Records for processing:
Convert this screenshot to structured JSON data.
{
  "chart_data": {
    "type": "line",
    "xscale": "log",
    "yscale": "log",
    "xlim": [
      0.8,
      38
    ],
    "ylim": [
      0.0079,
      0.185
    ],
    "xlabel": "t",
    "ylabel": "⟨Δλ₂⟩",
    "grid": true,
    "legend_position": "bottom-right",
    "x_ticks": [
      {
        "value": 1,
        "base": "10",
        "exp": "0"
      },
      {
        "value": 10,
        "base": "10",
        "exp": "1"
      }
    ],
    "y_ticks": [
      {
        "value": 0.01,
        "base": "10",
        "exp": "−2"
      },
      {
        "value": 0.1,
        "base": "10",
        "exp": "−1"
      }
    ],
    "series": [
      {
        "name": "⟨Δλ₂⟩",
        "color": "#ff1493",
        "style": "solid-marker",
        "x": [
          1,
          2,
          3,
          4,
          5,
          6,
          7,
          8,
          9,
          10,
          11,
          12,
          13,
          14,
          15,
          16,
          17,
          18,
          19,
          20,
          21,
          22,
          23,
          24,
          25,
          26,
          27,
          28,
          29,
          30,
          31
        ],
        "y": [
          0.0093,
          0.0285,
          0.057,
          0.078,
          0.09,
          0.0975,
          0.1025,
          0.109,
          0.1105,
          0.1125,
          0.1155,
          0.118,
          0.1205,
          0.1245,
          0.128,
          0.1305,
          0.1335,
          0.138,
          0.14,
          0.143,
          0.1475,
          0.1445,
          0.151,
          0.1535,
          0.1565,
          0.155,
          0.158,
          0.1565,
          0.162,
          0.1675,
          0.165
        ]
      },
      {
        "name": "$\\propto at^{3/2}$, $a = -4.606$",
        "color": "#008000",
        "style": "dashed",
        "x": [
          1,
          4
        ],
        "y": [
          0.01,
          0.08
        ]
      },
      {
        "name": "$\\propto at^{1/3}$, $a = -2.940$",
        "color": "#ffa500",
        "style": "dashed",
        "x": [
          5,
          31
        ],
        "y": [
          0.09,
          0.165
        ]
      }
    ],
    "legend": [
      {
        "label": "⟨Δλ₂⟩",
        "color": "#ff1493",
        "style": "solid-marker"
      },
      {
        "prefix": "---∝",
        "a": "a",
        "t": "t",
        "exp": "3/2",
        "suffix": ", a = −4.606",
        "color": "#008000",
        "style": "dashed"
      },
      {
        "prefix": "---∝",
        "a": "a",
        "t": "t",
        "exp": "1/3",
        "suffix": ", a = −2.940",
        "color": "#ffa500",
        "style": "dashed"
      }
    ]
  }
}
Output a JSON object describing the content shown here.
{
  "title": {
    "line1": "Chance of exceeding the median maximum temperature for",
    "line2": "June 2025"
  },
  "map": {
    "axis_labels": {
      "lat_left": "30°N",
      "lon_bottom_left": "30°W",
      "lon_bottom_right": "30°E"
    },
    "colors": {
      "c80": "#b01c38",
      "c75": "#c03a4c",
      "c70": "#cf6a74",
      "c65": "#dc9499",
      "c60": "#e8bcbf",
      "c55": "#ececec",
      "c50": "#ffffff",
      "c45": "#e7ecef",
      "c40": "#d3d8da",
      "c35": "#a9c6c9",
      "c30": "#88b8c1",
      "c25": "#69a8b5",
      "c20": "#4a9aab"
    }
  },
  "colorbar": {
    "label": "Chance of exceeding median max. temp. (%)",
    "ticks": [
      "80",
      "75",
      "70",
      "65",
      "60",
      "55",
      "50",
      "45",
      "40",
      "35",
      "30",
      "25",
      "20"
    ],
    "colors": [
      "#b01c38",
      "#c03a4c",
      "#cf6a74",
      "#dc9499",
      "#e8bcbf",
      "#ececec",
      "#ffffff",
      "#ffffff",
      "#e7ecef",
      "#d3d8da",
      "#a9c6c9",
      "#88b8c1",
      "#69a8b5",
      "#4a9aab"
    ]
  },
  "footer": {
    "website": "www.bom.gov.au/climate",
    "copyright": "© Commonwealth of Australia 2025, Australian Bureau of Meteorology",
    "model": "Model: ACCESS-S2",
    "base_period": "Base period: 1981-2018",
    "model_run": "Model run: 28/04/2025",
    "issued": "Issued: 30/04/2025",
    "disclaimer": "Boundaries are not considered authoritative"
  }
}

What is being asked:
Repeat every record exactly as written, please.

Output for this exercise:
Convert this screenshot to structured JSON data.
{
  "chart_data": {
    "type": "line",
    "xscale": "log",
    "yscale": "log",
    "xlim": [
      0.8,
      38
    ],
    "ylim": [
      0.0079,
      0.185
    ],
    "xlabel": "t",
    "ylabel": "⟨Δλ₂⟩",
    "grid": true,
    "legend_position": "bottom-right",
    "x_ticks": [
      {
        "value": 1,
        "base": "10",
        "exp": "0"
      },
      {
        "value": 10,
        "base": "10",
        "exp": "1"
      }
    ],
    "y_ticks": [
      {
        "value": 0.01,
        "base": "10",
        "exp": "−2"
      },
      {
        "value": 0.1,
        "base": "10",
        "exp": "−1"
      }
    ],
    "series": [
      {
        "name": "⟨Δλ₂⟩",
        "color": "#ff1493",
        "style": "solid-marker",
        "x": [
          1,
          2,
          3,
          4,
          5,
          6,
          7,
          8,
          9,
          10,
          11,
          12,
          13,
          14,
          15,
          16,
          17,
          18,
          19,
          20,
          21,
          22,
          23,
          24,
          25,
          26,
          27,
          28,
          29,
          30,
          31
        ],
        "y": [
          0.0093,
          0.0285,
          0.057,
          0.078,
          0.09,
          0.0975,
          0.1025,
          0.109,
          0.1105,
          0.1125,
          0.1155,
          0.118,
          0.1205,
          0.1245,
          0.128,
          0.1305,
          0.1335,
          0.138,
          0.14,
          0.143,
          0.1475,
          0.1445,
          0.151,
          0.1535,
          0.1565,
          0.155,
          0.158,
          0.1565,
          0.162,
          0.1675,
          0.165
        ]
      },
      {
        "name": "$\\propto at^{3/2}$, $a = -4.606$",
        "color": "#008000",
        "style": "dashed",
        "x": [
          1,
          4
        ],
        "y": [
          0.01,
          0.08
        ]
      },
      {
        "name": "$\\propto at^{1/3}$, $a = -2.940$",
        "color": "#ffa500",
        "style": "dashed",
        "x": [
          5,
          31
        ],
        "y": [
          0.09,
          0.165
        ]
      }
    ],
    "legend": [
      {
        "label": "⟨Δλ₂⟩",
        "color": "#ff1493",
        "style": "solid-marker"
      },
      {
        "prefix": "---∝",
        "a": "a",
        "t": "t",
        "exp": "3/2",
        "suffix": ", a = −4.606",
        "color": "#008000",
        "style": "dashed"
      },
      {
        "prefix": "---∝",
        "a": "a",
        "t": "t",
        "exp": "1/3",
        "suffix": ", a = −2.940",
        "color": "#ffa500",
        "style": "dashed"
      }
    ]
  }
}
Output a JSON object describing the content shown here.
{
  "title": {
    "line1": "Chance of exceeding the median maximum temperature for",
    "line2": "June 2025"
  },
  "map": {
    "axis_labels": {
      "lat_left": "30°N",
      "lon_bottom_left": "30°W",
      "lon_bottom_right": "30°E"
    },
    "colors": {
      "c80": "#b01c38",
      "c75": "#c03a4c",
      "c70": "#cf6a74",
      "c65": "#dc9499",
      "c60": "#e8bcbf",
      "c55": "#ececec",
      "c50": "#ffffff",
      "c45": "#e7ecef",
      "c40": "#d3d8da",
      "c35": "#a9c6c9",
      "c30": "#88b8c1",
      "c25": "#69a8b5",
      "c20": "#4a9aab"
    }
  },
  "colorbar": {
    "label": "Chance of exceeding median max. temp. (%)",
    "ticks": [
      "80",
      "75",
      "70",
      "65",
      "60",
      "55",
      "50",
      "45",
      "40",
      "35",
      "30",
      "25",
      "20"
    ],
    "colors": [
      "#b01c38",
      "#c03a4c",
      "#cf6a74",
      "#dc9499",
      "#e8bcbf",
      "#ececec",
      "#ffffff",
      "#ffffff",
      "#e7ecef",
      "#d3d8da",
      "#a9c6c9",
      "#88b8c1",
      "#69a8b5",
      "#4a9aab"
    ]
  },
  "footer": {
    "website": "www.bom.gov.au/climate",
    "copyright": "© Commonwealth of Australia 2025, Australian Bureau of Meteorology",
    "model": "Model: ACCESS-S2",
    "base_period": "Base period: 1981-2018",
    "model_run": "Model run: 28/04/2025",
    "issued": "Issued: 30/04/2025",
    "disclaimer": "Boundaries are not considered authoritative"
  }
}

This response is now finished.